* _WHAT YOU NEED TO DO_
Say whether each statement agrees with the passage on keeping exercise local, answering yes or no and quoting the deciding words: (a) The writer began Tai Chi fifteen years ago. (b) Exercising locally includes travelling to the Lakes to find a hill. (c) For the last few years the writer has been doing Kung Fu.

Farewell, you northern hills, you mountains all goodbye.
Moorland and stony ridges, crags and peaks, goodbye.
Glyder Fach farewell, Cul Beig, Scafell, cloud-bearing Suilven.
Sun-warmed rocks and the cold of Bleaklow’s frozen sea.
The snow and the wind and the rain of hills and mountains.
Days in the sun and the tempered wind and the air like wine,
And you drink and you drink till you’re drunk on the joy of living

Ewan MacColl – The Joy of Living

The scenes of massed hikers flooding Snowdonia at the weekend prove we must keep our exercise local from now on, and for the duration of this crisis. Local means whatever you can do on foot, or bike from your own doorstep, and at a good distance from others. It means an hour round the block. It does not mean travelling to Wales or the Lakes, or the Dales to find a hill and get away from things like we used to do. Chances are you’ll end up in a traffic jam.

It’s a grim prospect for me since it means I won’t have a hill under my feet again until this thing is over, and that could be next spring. So it is indeed farewell to my northern hills and mountains for the time being. But needs must, and it’s not all bad news; there are other things we can do.

Social distancing is nothing new to me. Indeed, I’ve been doing it all my life, and as I get older I make less apology for it. Others pester for Skype connections and I’m thinking: what the hell? Can’t folk manage for a minute on their own without moithering others? And then if everyone in my locale takes their exercise around what dreary bit of green I’ve got on my doorstep, it’s going to be unbearably busy. So I’m looking at my garden now and seeing it with fresh eyes. I’m seeing it as my sanctuary of solitude and, as March goes out like a lamb and the blossom swells, it’s also the ideal place for a bit of Tai Chi and Qigong.

I began Tai Chi fifteen years ago. I practise Chen style, which led to Kung Fu for a while, but for the last few years I’ve been doing Qigong. Qigong is a technique with a focus on the breath and mindful movement that’s well suited to our turbulent times. I tried to do a bit in my garden today, but found myself assailed by the noise of my socially retarded, self-entitled neighbours’ beatboxes. So, yes, there are still challenges, but we’ll make do, and I have ear defenders.

* _DATA_

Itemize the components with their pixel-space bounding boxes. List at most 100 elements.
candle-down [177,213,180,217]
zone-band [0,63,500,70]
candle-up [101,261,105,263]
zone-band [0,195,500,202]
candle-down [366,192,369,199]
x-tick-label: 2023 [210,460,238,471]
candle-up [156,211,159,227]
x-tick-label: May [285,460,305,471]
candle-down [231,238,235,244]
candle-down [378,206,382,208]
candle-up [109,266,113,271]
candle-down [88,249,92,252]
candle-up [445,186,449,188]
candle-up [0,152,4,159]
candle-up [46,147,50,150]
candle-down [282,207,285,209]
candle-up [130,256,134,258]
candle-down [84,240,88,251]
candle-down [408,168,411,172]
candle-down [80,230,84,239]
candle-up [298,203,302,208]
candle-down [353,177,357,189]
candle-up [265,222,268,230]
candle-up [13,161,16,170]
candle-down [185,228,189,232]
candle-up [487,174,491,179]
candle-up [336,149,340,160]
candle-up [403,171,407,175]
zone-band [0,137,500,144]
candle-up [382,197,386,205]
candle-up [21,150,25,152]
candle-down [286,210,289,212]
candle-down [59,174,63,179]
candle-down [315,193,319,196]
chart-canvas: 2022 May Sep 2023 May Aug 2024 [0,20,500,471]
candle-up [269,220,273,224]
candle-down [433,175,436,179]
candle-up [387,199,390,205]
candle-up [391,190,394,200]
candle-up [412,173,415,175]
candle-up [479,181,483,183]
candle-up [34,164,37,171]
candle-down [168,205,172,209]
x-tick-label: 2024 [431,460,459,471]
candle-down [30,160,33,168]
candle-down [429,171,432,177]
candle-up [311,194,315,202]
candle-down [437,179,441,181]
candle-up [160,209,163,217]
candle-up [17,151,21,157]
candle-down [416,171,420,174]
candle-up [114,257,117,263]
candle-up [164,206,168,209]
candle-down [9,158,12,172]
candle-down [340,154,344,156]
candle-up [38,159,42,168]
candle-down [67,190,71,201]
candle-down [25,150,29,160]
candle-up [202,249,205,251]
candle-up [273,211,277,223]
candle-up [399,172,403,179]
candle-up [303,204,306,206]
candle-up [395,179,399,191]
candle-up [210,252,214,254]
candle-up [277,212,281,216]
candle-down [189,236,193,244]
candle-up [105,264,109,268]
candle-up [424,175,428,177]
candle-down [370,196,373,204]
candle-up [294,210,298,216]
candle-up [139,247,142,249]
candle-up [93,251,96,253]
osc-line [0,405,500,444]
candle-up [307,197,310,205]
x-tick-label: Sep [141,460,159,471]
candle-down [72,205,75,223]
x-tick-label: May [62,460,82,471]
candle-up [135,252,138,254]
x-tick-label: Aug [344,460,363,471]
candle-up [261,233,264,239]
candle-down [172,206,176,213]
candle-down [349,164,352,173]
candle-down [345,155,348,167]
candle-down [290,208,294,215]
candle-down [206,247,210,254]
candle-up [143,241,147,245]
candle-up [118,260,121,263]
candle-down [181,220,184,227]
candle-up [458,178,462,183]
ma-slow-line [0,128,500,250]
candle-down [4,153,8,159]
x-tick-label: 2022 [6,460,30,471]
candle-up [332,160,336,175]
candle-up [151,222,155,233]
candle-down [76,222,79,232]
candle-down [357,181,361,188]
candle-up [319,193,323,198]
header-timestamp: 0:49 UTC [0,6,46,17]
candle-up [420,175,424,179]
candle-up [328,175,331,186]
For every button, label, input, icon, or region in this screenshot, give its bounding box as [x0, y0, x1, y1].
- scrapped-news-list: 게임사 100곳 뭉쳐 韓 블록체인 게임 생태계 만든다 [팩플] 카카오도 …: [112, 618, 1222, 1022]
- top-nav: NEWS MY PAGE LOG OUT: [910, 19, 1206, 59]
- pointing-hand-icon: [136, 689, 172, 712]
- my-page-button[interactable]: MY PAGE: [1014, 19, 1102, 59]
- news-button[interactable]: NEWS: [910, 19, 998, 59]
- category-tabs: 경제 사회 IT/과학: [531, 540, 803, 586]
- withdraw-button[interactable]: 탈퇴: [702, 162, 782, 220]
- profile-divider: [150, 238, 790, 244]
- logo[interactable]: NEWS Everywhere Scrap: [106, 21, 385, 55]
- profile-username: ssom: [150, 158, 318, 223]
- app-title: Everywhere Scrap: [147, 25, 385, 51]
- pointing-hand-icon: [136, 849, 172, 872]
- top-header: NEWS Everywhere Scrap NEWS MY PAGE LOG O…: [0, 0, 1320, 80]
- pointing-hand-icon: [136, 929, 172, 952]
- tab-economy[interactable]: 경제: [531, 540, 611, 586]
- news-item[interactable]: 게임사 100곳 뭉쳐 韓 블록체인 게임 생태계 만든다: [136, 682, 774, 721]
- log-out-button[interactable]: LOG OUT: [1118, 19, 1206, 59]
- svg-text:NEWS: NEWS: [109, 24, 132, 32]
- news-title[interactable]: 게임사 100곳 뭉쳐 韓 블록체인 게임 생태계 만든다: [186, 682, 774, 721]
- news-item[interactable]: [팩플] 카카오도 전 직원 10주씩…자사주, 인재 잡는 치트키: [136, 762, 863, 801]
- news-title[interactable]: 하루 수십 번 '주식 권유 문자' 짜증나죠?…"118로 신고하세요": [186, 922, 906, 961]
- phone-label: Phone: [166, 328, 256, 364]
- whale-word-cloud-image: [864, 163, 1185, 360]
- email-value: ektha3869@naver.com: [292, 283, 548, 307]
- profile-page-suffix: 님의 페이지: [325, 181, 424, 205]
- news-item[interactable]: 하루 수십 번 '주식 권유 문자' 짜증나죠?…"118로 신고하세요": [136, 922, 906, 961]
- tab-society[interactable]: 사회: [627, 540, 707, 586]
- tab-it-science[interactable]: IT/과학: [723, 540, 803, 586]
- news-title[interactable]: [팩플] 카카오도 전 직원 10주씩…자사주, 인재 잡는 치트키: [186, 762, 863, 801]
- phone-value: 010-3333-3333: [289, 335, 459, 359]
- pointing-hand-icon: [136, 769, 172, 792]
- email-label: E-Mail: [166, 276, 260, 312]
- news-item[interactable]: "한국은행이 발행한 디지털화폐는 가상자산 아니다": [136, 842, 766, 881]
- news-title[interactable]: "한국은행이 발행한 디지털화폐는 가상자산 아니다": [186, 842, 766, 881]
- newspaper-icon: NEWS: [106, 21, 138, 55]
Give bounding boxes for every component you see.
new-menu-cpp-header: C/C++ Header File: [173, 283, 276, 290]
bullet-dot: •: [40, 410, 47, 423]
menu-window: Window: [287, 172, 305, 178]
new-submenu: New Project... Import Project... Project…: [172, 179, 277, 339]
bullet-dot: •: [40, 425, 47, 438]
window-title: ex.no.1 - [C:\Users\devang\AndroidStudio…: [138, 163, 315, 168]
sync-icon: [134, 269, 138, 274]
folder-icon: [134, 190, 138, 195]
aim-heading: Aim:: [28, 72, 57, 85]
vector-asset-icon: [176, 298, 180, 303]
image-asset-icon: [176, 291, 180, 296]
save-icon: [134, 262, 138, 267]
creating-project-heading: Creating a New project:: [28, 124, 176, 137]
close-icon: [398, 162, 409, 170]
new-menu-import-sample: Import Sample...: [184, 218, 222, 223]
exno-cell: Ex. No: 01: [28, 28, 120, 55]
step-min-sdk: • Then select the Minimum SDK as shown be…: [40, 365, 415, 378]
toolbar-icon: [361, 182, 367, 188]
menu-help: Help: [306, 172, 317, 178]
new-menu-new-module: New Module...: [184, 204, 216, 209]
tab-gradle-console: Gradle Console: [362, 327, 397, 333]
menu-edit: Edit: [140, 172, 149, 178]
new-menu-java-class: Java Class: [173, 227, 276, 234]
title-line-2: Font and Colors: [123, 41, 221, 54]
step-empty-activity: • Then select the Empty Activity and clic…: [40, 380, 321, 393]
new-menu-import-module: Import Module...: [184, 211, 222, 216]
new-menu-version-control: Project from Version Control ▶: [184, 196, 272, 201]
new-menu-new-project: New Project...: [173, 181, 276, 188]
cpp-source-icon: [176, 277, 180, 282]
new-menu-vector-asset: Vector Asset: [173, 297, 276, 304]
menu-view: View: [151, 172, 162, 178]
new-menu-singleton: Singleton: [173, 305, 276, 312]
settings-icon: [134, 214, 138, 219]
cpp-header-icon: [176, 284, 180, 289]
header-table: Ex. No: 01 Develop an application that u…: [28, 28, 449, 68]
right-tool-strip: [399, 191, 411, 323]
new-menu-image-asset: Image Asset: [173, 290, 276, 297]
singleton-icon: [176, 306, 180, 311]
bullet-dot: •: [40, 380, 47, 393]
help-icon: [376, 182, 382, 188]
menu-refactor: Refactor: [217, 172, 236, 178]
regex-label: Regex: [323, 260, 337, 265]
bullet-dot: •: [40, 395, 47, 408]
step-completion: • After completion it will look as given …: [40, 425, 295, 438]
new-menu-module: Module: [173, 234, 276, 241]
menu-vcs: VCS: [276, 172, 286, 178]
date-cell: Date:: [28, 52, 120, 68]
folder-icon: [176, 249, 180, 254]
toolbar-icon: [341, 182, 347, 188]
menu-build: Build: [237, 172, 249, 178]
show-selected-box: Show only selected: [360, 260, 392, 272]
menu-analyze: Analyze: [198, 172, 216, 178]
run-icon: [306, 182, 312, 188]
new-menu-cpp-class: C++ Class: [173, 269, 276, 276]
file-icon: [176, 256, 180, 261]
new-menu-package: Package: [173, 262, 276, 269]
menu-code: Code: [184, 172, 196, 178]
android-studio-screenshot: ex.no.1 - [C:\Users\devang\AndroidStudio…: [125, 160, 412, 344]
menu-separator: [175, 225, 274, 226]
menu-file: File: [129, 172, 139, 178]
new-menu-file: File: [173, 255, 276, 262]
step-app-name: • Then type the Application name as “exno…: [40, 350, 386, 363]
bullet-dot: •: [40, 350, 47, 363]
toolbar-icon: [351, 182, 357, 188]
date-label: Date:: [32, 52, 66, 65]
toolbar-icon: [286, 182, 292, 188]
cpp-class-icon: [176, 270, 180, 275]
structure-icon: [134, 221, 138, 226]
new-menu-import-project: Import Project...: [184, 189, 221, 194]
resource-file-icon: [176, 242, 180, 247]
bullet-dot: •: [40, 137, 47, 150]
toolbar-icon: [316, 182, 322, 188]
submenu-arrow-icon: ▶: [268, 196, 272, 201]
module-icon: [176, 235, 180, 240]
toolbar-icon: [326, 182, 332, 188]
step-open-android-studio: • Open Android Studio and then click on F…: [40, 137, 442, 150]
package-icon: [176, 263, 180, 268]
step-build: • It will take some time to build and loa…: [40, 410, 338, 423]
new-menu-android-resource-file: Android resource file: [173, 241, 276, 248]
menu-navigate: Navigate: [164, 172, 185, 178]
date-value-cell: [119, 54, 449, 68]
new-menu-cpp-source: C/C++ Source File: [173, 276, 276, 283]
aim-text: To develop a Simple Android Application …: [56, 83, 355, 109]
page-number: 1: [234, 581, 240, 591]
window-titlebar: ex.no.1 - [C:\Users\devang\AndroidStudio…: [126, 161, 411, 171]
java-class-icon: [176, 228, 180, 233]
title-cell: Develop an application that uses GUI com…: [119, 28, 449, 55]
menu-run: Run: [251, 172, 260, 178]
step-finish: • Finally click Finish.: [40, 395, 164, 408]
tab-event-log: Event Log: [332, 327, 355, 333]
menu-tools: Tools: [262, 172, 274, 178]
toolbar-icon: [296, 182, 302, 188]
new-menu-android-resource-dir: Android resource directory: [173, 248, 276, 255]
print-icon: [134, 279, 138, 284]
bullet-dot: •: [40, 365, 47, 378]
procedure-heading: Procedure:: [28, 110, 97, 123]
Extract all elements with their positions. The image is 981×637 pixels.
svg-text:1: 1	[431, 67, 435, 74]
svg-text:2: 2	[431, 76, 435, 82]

* _ANSWER TO THIS TASK_
(a) Yes: "I began Tai Chi fifteen years ago."
(b) No: "It does not mean travelling to Wales or the Lakes, or the Dales to find a hill"
(c) No: "for the last few years I’ve been doing Qigong."